Leave out the pictures and transcribe the rest of the records exactly.

Data entries
.....

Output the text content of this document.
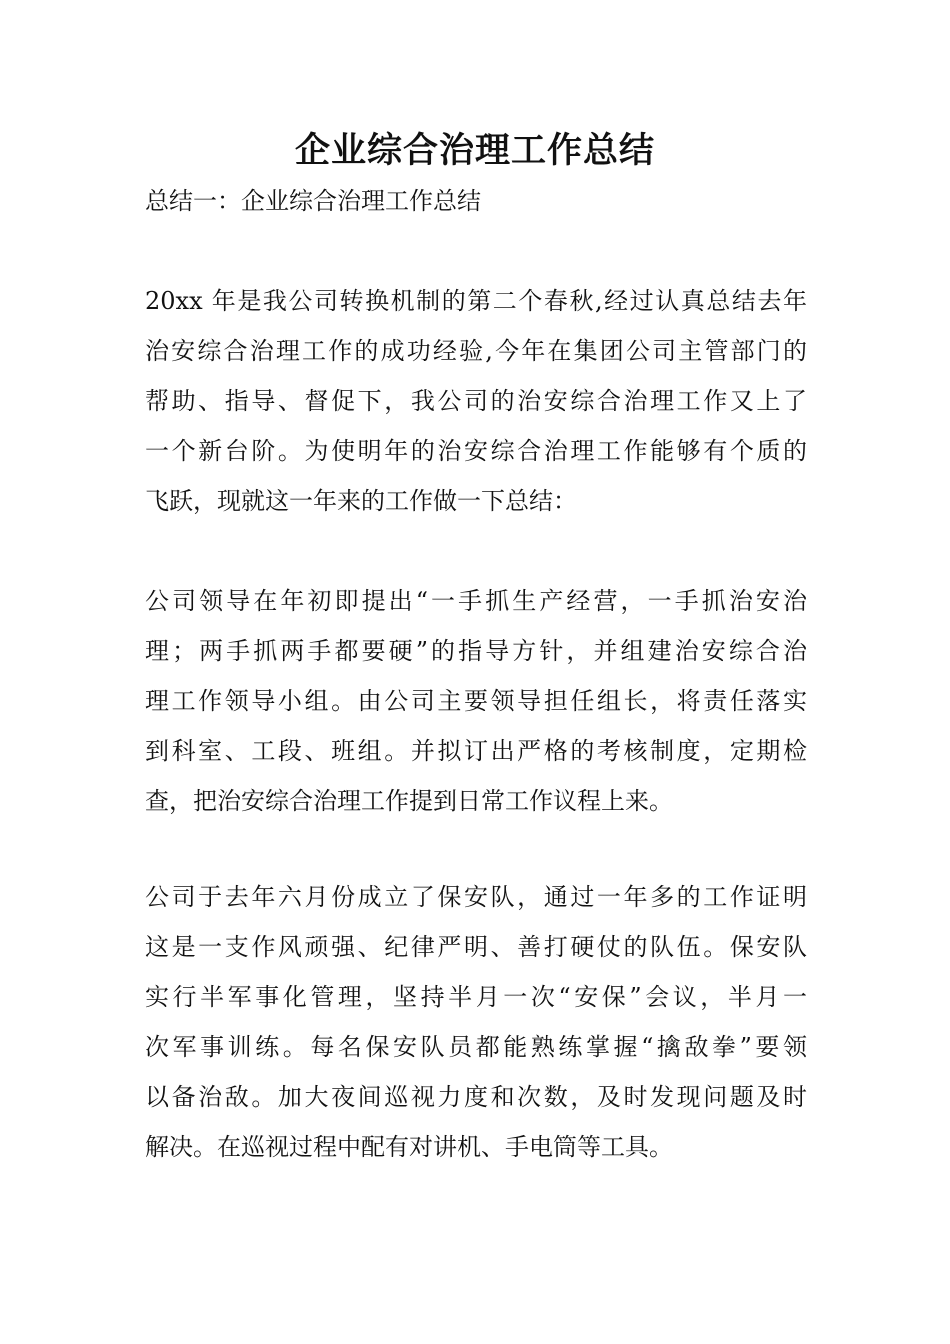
企业综合治理工作总结
总结一：企业综合治理工作总结
20xx 年是我公司转换机制的第二个春秋,经过认真总结去年
治安综合治理工作的成功经验,今年在集团公司主管部门的
帮助、指导、督促下，我公司的治安综合治理工作又上了
一个新台阶。为使明年的治安综合治理工作能够有个质的
飞跃，现就这一年来的工作做一下总结：
公司领导在年初即提出“一手抓生产经营，一手抓治安治
理；两手抓两手都要硬”的指导方针，并组建治安综合治
理工作领导小组。由公司主要领导担任组长，将责任落实
到科室、工段、班组。并拟订出严格的考核制度，定期检
查，把治安综合治理工作提到日常工作议程上来。
公司于去年六月份成立了保安队，通过一年多的工作证明
这是一支作风顽强、纪律严明、善打硬仗的队伍。保安队
实行半军事化管理，坚持半月一次“安保”会议，半月一
次军事训练。每名保安队员都能熟练掌握“擒敌拳”要领
以备治敌。加大夜间巡视力度和次数，及时发现问题及时
解决。在巡视过程中配有对讲机、手电筒等工具。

.....

Solution for this problem ->
Output the text content of this document.
企业综合治理工作总结
总结一：企业综合治理工作总结
20xx 年是我公司转换机制的第二个春秋,经过认真总结去年
治安综合治理工作的成功经验,今年在集团公司主管部门的
帮助、指导、督促下，我公司的治安综合治理工作又上了
一个新台阶。为使明年的治安综合治理工作能够有个质的
飞跃，现就这一年来的工作做一下总结：
公司领导在年初即提出“一手抓生产经营，一手抓治安治
理；两手抓两手都要硬”的指导方针，并组建治安综合治
理工作领导小组。由公司主要领导担任组长，将责任落实
到科室、工段、班组。并拟订出严格的考核制度，定期检
查，把治安综合治理工作提到日常工作议程上来。
公司于去年六月份成立了保安队，通过一年多的工作证明
这是一支作风顽强、纪律严明、善打硬仗的队伍。保安队
实行半军事化管理，坚持半月一次“安保”会议，半月一
次军事训练。每名保安队员都能熟练掌握“擒敌拳”要领
以备治敌。加大夜间巡视力度和次数，及时发现问题及时
解决。在巡视过程中配有对讲机、手电筒等工具。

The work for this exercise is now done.